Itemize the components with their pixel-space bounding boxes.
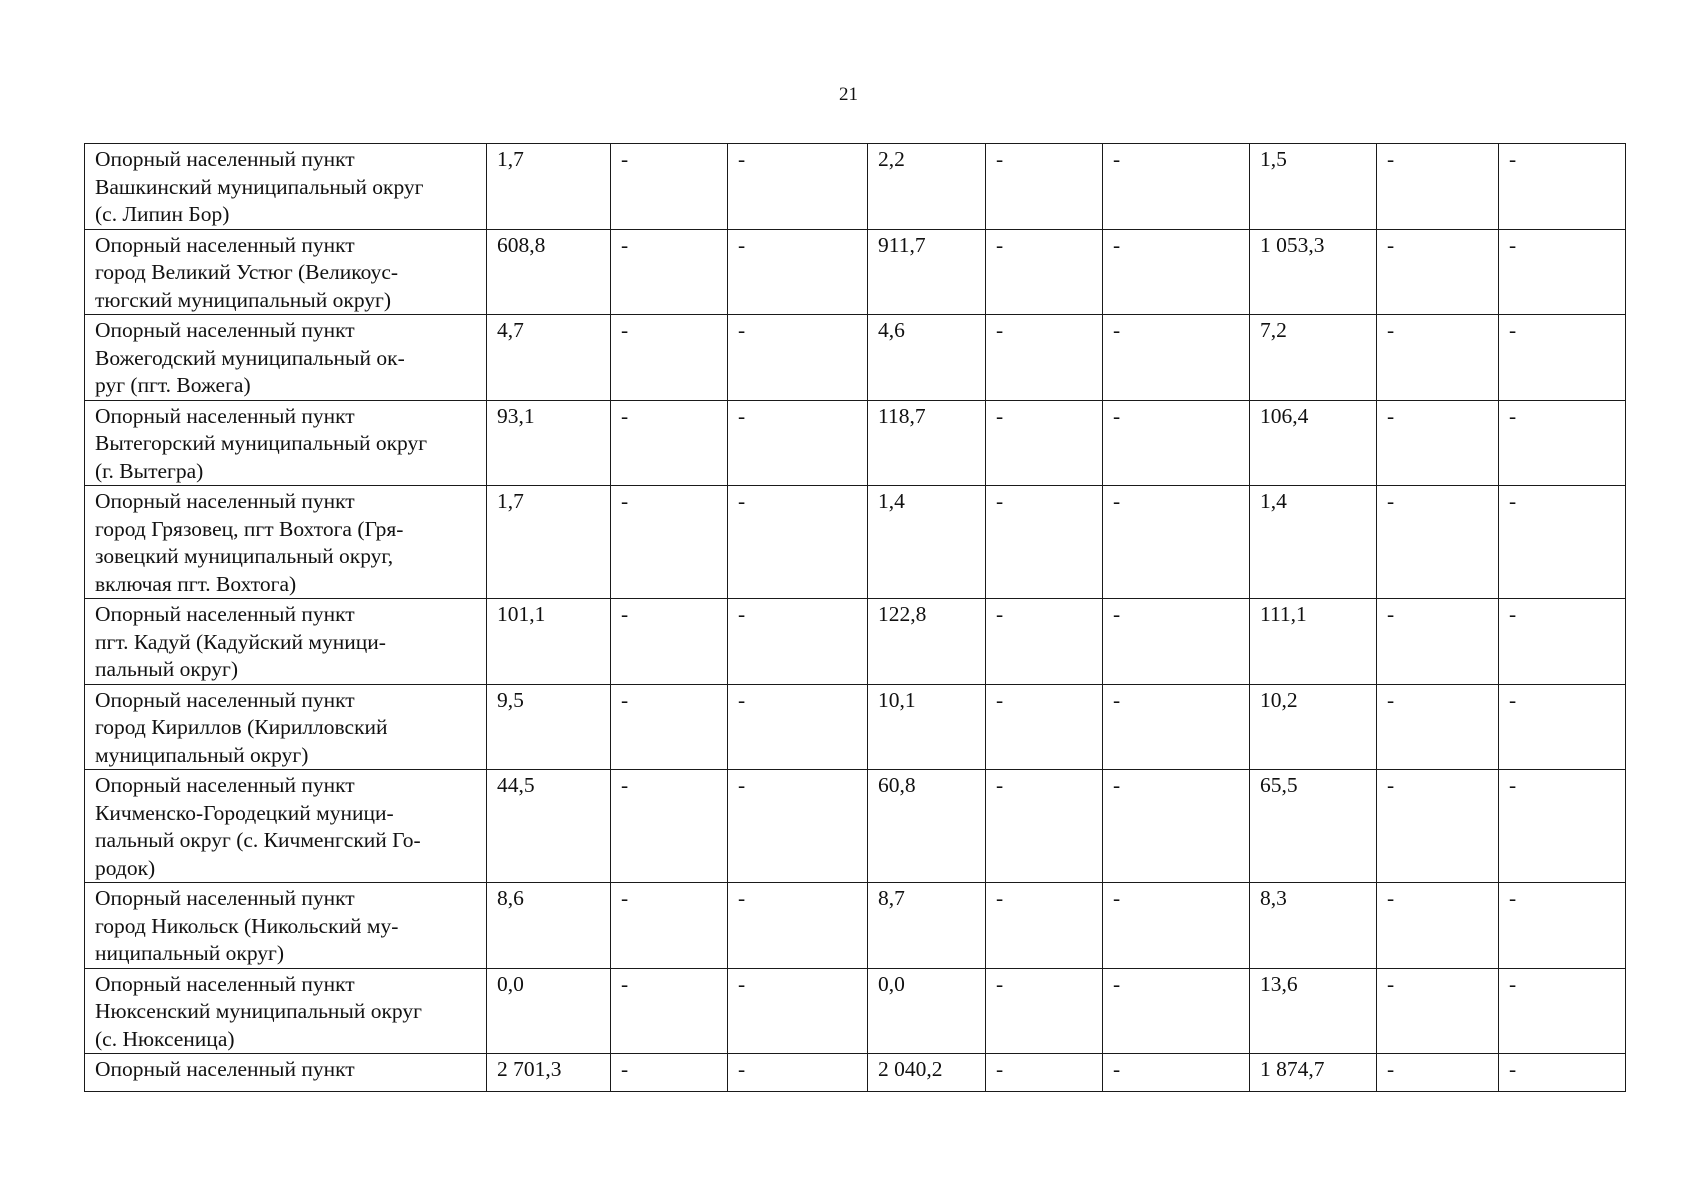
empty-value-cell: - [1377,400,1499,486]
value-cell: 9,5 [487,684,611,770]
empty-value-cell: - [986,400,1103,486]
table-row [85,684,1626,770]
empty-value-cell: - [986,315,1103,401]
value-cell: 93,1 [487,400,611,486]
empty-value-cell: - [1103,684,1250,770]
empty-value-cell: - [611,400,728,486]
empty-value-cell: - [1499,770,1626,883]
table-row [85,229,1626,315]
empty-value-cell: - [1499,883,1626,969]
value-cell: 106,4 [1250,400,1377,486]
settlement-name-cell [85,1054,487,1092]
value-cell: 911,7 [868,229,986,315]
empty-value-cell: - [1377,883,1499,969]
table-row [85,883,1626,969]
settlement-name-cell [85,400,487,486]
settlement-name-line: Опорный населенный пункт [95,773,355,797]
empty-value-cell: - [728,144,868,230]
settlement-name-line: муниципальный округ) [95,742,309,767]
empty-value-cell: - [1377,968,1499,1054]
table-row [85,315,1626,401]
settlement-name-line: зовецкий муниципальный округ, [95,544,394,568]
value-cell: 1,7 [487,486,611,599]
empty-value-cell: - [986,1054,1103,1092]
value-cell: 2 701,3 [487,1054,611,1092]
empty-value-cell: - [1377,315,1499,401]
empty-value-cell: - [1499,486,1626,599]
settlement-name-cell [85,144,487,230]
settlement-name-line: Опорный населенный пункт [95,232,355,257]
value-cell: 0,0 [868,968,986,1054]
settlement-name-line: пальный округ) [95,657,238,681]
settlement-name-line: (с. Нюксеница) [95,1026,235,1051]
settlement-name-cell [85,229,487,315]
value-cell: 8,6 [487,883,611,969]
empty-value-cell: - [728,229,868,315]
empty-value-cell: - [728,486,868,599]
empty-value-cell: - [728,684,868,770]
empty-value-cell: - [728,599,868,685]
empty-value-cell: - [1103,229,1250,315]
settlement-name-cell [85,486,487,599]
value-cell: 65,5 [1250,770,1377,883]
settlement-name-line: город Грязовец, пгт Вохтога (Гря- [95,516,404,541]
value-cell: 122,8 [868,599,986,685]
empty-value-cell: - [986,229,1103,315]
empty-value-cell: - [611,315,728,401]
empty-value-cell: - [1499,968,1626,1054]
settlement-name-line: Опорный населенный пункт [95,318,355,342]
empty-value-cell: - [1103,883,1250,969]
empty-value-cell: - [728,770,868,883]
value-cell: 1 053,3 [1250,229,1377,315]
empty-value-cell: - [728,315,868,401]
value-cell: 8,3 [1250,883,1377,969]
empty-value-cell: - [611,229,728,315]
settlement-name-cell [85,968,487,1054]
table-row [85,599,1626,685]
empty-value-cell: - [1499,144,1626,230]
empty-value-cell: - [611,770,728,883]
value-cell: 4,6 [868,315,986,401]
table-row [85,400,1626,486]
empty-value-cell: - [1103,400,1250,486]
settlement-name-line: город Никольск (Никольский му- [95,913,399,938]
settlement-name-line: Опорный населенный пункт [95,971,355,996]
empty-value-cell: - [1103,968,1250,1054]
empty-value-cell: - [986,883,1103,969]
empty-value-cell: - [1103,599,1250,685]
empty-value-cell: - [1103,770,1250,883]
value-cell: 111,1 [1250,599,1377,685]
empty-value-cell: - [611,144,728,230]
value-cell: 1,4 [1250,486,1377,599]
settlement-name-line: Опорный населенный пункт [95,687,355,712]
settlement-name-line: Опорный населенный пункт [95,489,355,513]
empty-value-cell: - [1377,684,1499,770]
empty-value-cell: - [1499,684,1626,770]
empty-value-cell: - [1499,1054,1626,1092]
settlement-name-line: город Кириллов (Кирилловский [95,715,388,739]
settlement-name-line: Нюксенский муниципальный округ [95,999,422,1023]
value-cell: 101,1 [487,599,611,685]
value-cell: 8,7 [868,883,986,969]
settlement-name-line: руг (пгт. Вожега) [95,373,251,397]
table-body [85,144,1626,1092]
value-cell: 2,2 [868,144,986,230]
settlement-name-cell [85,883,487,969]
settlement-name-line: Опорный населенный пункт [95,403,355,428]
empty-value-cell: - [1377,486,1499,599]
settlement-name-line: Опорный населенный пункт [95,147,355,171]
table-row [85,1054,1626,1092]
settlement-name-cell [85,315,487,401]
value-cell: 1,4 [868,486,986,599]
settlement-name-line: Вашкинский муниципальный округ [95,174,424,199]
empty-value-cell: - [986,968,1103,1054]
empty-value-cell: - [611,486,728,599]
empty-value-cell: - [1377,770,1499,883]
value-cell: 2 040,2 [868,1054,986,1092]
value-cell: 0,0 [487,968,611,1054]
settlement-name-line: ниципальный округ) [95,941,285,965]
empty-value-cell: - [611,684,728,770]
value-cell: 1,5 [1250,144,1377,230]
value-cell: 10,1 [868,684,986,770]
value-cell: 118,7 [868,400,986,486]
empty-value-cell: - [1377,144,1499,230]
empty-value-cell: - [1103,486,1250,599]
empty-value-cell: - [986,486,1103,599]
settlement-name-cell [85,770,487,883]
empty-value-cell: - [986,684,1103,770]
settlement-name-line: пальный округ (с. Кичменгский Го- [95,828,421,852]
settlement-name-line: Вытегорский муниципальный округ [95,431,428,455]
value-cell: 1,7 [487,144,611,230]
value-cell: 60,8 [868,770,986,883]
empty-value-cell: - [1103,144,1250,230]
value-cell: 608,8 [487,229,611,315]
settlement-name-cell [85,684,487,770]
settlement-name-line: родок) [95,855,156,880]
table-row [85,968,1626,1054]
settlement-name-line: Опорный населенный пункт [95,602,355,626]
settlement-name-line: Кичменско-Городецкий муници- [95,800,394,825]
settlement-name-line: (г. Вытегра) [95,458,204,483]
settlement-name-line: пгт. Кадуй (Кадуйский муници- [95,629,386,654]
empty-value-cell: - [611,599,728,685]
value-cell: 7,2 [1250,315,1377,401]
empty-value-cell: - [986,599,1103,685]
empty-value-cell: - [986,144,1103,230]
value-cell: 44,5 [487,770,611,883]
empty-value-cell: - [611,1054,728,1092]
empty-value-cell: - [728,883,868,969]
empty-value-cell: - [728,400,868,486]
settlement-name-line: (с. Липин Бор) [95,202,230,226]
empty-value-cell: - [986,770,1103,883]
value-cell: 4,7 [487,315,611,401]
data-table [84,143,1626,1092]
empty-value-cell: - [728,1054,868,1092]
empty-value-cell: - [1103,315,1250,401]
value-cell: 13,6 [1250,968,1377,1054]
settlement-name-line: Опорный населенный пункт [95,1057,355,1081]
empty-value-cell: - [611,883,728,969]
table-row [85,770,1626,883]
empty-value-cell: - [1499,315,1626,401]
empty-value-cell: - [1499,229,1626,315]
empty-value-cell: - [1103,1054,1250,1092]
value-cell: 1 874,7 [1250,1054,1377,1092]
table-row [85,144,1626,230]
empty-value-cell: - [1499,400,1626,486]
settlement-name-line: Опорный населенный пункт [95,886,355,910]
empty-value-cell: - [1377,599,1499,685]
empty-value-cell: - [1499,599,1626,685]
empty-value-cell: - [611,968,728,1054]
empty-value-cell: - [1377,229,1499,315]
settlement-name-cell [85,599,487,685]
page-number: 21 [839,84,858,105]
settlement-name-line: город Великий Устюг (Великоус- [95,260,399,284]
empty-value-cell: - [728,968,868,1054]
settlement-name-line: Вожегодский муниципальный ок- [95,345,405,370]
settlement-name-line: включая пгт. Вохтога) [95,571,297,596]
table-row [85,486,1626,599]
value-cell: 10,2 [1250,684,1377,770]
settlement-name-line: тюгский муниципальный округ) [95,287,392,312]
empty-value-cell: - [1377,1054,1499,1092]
* * *
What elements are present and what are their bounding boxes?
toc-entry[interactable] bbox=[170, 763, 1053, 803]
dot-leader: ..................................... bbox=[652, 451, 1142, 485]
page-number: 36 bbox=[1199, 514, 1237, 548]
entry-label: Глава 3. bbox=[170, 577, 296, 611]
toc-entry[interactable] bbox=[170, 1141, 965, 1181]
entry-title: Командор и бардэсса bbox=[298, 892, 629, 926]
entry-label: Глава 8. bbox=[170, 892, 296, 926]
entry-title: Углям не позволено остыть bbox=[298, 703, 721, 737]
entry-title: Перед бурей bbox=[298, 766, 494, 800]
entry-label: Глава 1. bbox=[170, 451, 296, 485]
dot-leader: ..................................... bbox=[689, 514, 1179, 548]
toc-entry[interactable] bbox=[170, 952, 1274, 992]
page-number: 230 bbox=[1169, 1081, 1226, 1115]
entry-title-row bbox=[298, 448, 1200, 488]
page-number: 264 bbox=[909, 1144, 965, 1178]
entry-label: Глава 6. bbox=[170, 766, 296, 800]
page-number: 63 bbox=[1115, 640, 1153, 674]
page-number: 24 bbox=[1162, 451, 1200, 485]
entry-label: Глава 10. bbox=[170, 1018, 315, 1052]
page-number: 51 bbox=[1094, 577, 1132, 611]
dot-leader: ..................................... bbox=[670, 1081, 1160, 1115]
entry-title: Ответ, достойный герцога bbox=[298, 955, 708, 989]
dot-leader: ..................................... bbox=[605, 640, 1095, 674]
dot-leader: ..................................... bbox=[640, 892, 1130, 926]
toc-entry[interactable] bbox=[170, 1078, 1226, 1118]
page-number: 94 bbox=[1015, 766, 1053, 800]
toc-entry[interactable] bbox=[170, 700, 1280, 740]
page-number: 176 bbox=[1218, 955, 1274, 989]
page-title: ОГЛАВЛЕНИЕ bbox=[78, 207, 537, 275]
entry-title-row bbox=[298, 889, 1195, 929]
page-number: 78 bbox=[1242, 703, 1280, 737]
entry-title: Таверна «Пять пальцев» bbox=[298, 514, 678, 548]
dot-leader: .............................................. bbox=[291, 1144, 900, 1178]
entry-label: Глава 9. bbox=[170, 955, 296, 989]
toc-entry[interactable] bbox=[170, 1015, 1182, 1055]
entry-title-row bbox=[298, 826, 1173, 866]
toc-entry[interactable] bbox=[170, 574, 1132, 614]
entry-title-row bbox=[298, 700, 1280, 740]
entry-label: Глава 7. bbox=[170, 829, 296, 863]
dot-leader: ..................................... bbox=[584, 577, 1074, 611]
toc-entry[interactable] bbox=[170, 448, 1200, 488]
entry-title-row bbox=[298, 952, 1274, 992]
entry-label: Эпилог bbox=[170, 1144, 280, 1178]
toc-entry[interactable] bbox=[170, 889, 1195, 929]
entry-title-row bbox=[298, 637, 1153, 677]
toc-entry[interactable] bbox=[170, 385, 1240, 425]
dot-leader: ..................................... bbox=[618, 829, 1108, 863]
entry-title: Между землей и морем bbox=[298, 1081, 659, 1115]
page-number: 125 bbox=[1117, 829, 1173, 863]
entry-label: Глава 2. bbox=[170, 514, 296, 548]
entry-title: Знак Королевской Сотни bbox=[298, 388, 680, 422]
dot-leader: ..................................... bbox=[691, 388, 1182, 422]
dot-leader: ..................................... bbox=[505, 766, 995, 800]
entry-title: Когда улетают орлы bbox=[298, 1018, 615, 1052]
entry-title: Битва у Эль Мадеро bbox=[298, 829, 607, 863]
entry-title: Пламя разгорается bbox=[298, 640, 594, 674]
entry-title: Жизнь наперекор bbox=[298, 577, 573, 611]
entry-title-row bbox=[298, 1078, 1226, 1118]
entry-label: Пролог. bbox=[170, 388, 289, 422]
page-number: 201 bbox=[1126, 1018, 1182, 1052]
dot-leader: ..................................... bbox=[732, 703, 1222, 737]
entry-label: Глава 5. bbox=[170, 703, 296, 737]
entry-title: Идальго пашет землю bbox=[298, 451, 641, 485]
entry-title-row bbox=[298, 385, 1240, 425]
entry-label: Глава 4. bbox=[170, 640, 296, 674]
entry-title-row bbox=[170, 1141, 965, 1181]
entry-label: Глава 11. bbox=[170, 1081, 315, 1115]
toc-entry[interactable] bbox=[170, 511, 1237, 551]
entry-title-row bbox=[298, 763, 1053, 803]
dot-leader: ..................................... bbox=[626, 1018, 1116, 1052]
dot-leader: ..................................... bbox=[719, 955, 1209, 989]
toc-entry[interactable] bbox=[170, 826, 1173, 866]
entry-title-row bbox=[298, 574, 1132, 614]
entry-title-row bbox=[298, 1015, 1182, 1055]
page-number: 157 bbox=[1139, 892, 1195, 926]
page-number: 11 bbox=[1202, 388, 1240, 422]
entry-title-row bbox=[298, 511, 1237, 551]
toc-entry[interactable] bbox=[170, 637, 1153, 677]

PROBLEM TO SOLVE:
Extract from the records the stretch from the line containing "empty-value-cell: - [1377,400,1499,486]" through the line containing "settlement-name-line: Опорный населенный пункт [95,773,355,797]", including both of those lines, and reproduce it verbatim.

THE OUTPUT:
empty-value-cell: - [1377,400,1499,486]
value-cell: 9,5 [487,684,611,770]
empty-value-cell: - [986,400,1103,486]
table-row [85,684,1626,770]
empty-value-cell: - [986,315,1103,401]
value-cell: 93,1 [487,400,611,486]
empty-value-cell: - [1103,684,1250,770]
empty-value-cell: - [611,400,728,486]
empty-value-cell: - [1499,770,1626,883]
table-row [85,229,1626,315]
empty-value-cell: - [1499,883,1626,969]
value-cell: 106,4 [1250,400,1377,486]
settlement-name-cell [85,1054,487,1092]
value-cell: 911,7 [868,229,986,315]
empty-value-cell: - [1377,883,1499,969]
table-row [85,883,1626,969]
settlement-name-cell [85,400,487,486]
settlement-name-line: Опорный населенный пункт [95,773,355,797]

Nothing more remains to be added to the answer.